Pasaje proporcionado
El esclavo como el deudor solo ven la falta en sí mismos, se inculpan y debilitan; mientras el crítico liberal o el esclavo acreedor solo ven la falta en el Otro, se exculpan o victimizan. Pero quien se ha liberado, en verdad, ve que las dos faltas coinciden: se hacen el juego y enroscan, como dos falsos agujeros. Entonces, al captar el juego de la superposición de las faltas, del sujeto al Otro, de los falsos agujeros, se siente responsable por lo real en juego: hace pasar por ahí su recta intervención que nombra el acontecimiento; anuda así y muestra las solidaridades entre las partes involucradas, convirtiendo lo falso en verdadero, exponiendo la inversión de la relación de poder, la inconsistencia del Otro, e interpelando al sujeto a ocuparse de sí mismo y darse un buen gobierno. El nudo del saber, el poder y el cuidado, del cual un solo corte basta para mostrar que son irreductibles como indisociables; pero hay que decirlo justo a tiempo. O incluso escribirlo, cada vez.

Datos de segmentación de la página

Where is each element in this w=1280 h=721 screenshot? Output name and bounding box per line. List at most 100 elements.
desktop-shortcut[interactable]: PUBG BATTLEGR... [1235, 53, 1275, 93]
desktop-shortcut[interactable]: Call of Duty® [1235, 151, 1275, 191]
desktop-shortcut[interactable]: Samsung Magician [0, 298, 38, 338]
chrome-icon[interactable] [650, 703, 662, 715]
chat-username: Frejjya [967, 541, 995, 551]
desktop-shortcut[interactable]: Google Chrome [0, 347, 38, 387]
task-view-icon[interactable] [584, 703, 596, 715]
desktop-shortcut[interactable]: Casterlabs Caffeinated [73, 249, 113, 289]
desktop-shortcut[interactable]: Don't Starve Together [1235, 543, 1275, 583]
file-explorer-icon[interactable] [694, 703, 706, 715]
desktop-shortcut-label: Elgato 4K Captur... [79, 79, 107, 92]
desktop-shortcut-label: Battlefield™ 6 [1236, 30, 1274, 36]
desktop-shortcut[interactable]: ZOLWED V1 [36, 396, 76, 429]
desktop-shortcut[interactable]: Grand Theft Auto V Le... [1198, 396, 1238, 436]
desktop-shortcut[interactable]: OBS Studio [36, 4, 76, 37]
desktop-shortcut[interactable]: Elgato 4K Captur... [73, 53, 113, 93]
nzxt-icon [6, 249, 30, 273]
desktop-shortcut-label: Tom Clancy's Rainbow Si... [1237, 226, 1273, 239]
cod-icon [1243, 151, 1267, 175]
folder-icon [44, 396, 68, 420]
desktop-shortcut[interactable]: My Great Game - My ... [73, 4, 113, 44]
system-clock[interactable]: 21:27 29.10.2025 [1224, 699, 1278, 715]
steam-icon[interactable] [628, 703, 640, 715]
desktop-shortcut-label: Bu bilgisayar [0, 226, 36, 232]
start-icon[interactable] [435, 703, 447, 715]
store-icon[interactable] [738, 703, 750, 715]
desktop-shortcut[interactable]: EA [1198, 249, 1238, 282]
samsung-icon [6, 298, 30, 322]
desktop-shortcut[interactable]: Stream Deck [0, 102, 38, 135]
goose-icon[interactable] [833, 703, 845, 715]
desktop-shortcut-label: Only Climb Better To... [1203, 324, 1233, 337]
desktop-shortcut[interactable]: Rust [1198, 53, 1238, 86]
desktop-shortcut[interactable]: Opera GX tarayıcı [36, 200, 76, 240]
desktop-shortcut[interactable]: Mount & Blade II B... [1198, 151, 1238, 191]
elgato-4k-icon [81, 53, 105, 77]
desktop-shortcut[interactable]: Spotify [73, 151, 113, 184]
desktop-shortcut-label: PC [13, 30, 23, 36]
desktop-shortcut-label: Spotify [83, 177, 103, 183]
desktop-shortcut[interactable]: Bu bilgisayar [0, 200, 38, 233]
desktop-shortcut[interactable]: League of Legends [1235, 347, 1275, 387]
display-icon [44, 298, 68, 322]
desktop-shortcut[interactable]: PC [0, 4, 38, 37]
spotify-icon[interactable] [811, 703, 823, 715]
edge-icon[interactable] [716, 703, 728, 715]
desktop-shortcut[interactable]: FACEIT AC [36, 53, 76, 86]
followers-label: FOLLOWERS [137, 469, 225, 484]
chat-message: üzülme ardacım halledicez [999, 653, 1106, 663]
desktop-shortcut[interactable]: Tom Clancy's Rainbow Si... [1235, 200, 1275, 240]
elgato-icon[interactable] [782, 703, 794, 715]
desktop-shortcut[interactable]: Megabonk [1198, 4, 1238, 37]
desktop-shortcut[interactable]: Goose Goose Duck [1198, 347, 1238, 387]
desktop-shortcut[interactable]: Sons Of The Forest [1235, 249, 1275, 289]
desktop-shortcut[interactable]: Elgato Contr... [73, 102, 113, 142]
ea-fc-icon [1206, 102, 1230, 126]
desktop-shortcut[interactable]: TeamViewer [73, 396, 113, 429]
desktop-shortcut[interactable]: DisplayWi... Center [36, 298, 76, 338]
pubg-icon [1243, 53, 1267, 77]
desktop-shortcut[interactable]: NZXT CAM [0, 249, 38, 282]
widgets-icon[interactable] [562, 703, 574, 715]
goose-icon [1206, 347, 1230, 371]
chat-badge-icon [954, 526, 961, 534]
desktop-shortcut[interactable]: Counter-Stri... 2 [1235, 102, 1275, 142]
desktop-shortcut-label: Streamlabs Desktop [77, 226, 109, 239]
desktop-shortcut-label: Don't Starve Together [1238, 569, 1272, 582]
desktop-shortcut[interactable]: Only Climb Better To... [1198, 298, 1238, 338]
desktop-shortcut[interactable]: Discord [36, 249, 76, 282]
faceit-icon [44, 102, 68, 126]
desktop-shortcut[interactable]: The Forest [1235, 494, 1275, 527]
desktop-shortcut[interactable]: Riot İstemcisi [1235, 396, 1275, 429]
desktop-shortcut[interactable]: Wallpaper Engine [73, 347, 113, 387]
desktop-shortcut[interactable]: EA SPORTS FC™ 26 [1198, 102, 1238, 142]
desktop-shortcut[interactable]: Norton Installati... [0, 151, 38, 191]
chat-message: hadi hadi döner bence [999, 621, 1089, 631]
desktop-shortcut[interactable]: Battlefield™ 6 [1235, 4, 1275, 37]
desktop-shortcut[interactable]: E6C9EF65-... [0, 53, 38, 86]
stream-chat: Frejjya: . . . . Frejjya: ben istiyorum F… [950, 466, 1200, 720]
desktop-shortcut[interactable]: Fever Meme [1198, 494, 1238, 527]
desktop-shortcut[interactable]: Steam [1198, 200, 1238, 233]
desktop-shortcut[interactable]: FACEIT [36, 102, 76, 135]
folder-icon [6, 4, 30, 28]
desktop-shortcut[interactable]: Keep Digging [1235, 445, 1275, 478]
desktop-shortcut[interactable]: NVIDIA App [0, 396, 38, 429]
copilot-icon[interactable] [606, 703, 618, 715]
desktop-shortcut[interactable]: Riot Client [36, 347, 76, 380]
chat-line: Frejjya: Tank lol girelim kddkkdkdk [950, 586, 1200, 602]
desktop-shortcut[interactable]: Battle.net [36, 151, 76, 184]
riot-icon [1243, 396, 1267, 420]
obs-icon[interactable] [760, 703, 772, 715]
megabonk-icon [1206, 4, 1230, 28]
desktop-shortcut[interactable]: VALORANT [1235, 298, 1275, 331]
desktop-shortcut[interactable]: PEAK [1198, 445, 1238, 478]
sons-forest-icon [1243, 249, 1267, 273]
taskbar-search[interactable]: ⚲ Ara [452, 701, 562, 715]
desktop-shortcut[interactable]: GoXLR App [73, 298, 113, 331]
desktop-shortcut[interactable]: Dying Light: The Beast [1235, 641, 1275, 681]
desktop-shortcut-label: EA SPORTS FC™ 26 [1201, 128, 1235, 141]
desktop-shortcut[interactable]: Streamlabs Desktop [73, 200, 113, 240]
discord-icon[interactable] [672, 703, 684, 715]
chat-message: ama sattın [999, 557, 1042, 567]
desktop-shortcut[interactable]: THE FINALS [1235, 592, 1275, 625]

Lo que hay que hacer
a: Responde estas preguntas sobre el pasaje acerca de la falta y el Otro:
(i) ¿Qué hacen el esclavo y el deudor, que solo ven la falta en sí mismos?
(ii) ¿Con qué se comparan las dos faltas que coinciden?
(iii) ¿Cuáles son los tres términos que forman el nudo?
b: Sigue escribiendo el pasaje sobre la falta y el Otro a partir de su última oración.

Respuestas
a:
(i) Se inculpan y se debilitan.
(ii) Con dos falsos agujeros.
(iii) El saber, el poder y el cuidado.

b:
Escribirse un cuerpo. Puedo decir ahora en retroactividad: una vez me sucedió una idea. He vuelto a ella desde distintos vórtices y motivos. He tratado de transmitirla a través de diversos nombres y tradiciones. He escrito mucho para que pase y alguien la tome: haga uso de ella. Una idea verdadera, índice de sí misma y de lo falso: entre lo finito y lo infinito hay un nudo que implica al menos tres términos o dimensiones. Allí la materialidad comienza: un cuerpo, la idea de ese cuerpo, la idea de la idea, y así. Un cuerpo se escribe de nuevo cada vez que retoma la idea y trata de pasarla, de elevarla a la enésima potencia: el método. Quizá el cuarto sea el nombre propio -no el “cuarto propio”- para escribir desde cualquier parte el vacío que atraviesa el nudo y recomienza. Quizá se pueda prescindir de él a condición de servirse de los otros de manera estricta, pero está visto por la historia del pensamiento que eso termina enalteciéndolo en exceso. Mejor asumir la fragilidad de un decir que se autoriza de sí y algunos otros, a riesgo del olvido.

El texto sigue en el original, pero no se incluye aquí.